Records:
######

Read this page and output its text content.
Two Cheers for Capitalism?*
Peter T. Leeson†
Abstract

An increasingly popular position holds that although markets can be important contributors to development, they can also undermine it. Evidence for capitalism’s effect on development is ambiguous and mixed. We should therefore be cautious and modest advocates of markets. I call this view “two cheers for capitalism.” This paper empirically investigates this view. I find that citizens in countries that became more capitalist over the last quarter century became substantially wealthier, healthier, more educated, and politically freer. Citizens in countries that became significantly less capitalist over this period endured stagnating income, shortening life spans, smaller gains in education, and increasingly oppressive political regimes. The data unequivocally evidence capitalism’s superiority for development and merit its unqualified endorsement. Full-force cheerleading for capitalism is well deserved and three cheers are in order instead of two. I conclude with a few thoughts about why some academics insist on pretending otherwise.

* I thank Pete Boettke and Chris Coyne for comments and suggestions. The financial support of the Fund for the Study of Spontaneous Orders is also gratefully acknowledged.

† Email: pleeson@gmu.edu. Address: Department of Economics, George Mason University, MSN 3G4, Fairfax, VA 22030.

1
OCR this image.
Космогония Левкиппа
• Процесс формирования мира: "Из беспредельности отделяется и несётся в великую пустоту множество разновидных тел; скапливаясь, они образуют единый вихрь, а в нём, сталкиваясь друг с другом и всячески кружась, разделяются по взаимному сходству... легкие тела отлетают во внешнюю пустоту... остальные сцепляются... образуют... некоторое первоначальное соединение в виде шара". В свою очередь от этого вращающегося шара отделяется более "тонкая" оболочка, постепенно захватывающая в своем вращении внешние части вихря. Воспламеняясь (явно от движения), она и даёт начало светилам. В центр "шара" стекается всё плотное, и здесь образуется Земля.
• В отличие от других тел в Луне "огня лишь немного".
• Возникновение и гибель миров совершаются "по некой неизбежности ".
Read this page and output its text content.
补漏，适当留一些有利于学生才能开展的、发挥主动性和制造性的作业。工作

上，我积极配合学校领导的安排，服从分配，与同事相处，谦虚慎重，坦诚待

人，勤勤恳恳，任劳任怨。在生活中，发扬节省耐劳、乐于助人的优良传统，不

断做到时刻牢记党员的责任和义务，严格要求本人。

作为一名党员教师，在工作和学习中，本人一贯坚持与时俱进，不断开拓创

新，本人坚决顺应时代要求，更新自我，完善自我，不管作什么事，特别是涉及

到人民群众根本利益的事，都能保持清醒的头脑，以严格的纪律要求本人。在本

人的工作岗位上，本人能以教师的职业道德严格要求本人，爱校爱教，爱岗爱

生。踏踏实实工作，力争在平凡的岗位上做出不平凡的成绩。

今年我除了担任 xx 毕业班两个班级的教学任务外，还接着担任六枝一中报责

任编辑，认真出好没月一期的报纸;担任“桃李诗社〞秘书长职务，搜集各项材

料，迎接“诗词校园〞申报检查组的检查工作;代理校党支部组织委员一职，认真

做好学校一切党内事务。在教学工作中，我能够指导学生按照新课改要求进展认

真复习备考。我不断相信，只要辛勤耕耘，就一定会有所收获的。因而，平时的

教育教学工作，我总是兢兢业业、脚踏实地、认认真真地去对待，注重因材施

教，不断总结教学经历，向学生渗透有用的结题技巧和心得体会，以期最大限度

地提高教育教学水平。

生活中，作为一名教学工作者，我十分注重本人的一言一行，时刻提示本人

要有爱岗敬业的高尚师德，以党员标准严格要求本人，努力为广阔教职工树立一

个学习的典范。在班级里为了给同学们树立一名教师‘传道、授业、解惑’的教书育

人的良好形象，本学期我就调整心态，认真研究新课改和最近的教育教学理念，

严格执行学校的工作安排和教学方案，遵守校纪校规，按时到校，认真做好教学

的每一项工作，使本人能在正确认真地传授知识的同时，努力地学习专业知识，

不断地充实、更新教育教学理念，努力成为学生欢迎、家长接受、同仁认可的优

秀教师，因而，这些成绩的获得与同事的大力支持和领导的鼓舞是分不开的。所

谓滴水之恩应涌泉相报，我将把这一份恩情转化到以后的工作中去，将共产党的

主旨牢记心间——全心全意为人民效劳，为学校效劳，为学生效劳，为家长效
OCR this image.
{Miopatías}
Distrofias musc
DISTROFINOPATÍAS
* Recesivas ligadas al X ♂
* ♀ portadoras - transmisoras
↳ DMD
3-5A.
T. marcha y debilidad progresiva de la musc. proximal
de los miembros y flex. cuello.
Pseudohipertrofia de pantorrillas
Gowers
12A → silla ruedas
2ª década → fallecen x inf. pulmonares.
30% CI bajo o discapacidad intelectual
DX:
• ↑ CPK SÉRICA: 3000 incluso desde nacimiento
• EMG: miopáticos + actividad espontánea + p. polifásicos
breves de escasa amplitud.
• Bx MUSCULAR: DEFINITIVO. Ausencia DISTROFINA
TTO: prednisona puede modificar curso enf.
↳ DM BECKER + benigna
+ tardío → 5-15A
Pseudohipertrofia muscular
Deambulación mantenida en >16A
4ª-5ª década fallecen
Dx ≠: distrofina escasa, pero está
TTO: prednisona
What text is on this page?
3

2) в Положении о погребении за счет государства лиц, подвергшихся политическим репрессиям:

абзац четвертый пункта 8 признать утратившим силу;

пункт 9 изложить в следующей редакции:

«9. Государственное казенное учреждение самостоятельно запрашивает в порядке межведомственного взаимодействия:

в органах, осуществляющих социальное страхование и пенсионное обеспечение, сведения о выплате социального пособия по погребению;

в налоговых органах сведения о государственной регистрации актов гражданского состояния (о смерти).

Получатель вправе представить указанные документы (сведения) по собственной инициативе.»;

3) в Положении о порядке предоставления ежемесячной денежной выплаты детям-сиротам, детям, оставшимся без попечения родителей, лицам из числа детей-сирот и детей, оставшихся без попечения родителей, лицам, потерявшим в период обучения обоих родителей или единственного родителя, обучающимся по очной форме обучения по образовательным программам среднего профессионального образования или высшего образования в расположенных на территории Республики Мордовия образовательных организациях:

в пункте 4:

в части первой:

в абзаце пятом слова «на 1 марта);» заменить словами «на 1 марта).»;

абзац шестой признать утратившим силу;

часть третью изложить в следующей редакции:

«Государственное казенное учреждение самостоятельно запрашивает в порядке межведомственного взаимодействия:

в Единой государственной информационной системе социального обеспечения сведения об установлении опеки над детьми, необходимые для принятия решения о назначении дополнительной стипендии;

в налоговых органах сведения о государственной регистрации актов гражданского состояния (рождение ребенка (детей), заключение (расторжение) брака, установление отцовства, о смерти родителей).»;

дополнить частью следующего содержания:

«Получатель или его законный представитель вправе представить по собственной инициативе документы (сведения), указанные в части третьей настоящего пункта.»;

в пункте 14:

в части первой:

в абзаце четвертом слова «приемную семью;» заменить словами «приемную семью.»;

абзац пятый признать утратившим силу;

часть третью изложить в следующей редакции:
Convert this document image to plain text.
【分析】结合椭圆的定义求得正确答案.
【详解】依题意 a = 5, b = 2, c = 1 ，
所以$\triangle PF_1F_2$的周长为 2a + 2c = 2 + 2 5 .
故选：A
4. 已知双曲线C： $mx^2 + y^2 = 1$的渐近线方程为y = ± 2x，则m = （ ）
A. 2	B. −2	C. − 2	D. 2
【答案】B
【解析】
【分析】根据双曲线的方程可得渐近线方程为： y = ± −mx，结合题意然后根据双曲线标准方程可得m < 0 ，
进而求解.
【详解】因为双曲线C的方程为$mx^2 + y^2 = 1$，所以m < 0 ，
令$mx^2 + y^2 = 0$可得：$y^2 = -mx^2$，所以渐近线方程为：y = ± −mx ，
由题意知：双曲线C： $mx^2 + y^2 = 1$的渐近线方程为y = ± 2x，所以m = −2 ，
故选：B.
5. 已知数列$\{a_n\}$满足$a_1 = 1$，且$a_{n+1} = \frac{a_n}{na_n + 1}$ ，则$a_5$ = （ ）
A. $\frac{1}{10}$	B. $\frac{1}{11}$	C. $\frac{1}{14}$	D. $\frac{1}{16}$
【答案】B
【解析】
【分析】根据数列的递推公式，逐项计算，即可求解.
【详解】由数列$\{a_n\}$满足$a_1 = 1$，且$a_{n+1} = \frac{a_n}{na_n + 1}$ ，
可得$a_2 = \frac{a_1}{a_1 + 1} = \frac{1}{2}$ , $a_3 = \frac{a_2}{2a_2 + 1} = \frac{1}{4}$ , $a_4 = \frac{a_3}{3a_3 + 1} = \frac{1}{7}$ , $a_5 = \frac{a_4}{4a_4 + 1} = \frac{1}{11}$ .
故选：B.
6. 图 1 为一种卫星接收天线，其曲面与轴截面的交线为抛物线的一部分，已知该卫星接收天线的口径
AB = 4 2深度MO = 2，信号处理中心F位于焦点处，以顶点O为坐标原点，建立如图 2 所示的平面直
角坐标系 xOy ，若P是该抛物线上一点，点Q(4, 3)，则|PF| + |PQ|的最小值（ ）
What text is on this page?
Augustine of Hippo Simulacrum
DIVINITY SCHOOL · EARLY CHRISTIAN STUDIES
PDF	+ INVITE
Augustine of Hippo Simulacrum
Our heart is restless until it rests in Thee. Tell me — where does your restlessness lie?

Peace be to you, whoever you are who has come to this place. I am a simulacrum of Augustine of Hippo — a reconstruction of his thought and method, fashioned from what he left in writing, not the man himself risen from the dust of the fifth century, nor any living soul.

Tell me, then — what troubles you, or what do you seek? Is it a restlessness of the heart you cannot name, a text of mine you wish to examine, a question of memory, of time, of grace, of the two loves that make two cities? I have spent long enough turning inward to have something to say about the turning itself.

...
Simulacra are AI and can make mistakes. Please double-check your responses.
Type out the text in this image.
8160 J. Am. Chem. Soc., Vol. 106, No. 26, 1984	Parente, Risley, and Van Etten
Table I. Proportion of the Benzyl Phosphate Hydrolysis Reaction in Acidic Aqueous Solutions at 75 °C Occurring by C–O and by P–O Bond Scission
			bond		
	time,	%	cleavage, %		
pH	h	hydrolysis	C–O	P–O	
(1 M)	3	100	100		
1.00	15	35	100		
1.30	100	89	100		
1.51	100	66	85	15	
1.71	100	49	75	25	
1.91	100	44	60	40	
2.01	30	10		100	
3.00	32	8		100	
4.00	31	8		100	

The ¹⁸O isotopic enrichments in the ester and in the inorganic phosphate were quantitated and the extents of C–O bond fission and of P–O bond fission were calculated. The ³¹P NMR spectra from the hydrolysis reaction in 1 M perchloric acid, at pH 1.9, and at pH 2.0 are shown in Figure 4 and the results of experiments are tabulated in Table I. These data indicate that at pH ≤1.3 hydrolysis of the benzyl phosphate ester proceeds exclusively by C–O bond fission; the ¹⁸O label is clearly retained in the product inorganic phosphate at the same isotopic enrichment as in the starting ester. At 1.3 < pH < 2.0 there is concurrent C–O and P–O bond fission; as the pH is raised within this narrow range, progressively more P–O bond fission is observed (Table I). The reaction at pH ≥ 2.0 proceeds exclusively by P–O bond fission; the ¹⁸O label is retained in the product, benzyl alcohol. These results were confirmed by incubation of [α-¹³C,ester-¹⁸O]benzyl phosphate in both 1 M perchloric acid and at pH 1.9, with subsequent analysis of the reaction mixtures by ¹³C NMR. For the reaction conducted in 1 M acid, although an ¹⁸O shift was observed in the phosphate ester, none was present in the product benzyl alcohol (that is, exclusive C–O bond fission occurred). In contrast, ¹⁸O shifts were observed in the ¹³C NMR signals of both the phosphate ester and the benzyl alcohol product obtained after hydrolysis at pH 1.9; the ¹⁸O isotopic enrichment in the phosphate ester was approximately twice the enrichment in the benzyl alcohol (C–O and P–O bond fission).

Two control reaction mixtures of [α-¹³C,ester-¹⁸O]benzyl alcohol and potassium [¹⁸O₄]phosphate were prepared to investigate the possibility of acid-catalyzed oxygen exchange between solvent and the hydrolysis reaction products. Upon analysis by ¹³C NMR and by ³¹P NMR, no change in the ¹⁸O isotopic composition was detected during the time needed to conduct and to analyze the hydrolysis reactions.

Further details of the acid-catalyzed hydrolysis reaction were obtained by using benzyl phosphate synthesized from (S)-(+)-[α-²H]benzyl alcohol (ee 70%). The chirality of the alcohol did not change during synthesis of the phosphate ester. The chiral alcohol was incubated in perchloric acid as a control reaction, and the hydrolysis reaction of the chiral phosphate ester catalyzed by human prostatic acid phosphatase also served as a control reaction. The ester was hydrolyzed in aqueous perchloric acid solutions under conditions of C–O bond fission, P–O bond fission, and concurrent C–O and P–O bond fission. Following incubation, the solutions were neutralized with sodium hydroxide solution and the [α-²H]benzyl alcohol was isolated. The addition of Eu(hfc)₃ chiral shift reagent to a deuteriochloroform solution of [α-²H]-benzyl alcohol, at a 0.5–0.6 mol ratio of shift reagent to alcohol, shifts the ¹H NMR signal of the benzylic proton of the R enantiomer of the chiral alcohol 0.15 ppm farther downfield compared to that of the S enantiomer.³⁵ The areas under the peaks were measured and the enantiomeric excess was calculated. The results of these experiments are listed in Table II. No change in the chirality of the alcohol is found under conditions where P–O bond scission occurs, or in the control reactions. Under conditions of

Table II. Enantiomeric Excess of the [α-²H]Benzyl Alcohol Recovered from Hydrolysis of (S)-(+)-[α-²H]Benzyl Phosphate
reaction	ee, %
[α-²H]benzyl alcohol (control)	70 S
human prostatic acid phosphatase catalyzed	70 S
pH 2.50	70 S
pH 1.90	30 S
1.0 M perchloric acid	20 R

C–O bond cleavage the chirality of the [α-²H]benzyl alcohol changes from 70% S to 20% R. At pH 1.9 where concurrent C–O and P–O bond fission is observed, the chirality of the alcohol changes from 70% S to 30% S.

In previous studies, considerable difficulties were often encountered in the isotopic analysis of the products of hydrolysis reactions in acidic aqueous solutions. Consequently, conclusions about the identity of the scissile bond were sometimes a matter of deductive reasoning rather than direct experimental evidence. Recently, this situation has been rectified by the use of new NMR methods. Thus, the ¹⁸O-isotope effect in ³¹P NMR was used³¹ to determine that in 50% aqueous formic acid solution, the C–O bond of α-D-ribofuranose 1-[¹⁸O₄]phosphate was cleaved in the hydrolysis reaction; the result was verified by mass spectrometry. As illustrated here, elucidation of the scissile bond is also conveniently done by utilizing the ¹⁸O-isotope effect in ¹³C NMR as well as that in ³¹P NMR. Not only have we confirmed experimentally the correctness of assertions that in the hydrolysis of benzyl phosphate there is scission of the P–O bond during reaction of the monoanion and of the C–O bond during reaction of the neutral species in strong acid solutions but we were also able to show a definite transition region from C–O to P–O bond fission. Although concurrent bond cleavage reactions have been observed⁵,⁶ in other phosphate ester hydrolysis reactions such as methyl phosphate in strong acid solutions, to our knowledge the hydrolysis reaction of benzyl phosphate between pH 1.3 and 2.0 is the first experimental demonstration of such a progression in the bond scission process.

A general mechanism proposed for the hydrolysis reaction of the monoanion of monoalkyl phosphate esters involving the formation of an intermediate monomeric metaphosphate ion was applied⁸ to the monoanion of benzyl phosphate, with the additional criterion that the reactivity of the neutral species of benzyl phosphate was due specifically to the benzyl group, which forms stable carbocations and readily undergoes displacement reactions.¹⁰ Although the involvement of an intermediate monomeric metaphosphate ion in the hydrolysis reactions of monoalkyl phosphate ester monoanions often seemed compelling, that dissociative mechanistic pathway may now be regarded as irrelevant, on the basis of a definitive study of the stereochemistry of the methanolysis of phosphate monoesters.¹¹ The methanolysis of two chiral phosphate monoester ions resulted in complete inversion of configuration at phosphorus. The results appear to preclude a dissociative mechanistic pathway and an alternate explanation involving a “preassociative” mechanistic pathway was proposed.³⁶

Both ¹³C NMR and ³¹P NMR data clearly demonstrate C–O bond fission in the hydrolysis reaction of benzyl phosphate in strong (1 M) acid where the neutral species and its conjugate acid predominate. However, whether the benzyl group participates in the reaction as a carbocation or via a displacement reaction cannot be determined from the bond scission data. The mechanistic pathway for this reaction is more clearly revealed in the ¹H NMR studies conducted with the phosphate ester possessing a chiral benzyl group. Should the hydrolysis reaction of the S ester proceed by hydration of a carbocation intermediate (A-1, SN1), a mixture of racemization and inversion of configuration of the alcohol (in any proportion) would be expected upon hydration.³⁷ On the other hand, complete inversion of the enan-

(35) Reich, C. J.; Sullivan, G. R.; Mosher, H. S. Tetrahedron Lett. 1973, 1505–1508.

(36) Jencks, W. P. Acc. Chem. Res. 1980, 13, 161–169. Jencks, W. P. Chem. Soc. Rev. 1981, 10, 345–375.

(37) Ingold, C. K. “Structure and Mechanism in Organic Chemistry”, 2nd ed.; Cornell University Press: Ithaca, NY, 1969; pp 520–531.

######

TASK DETAILS: Answer with one number only: how many lines above contain the word "make".

ANSWER IN FULL: 2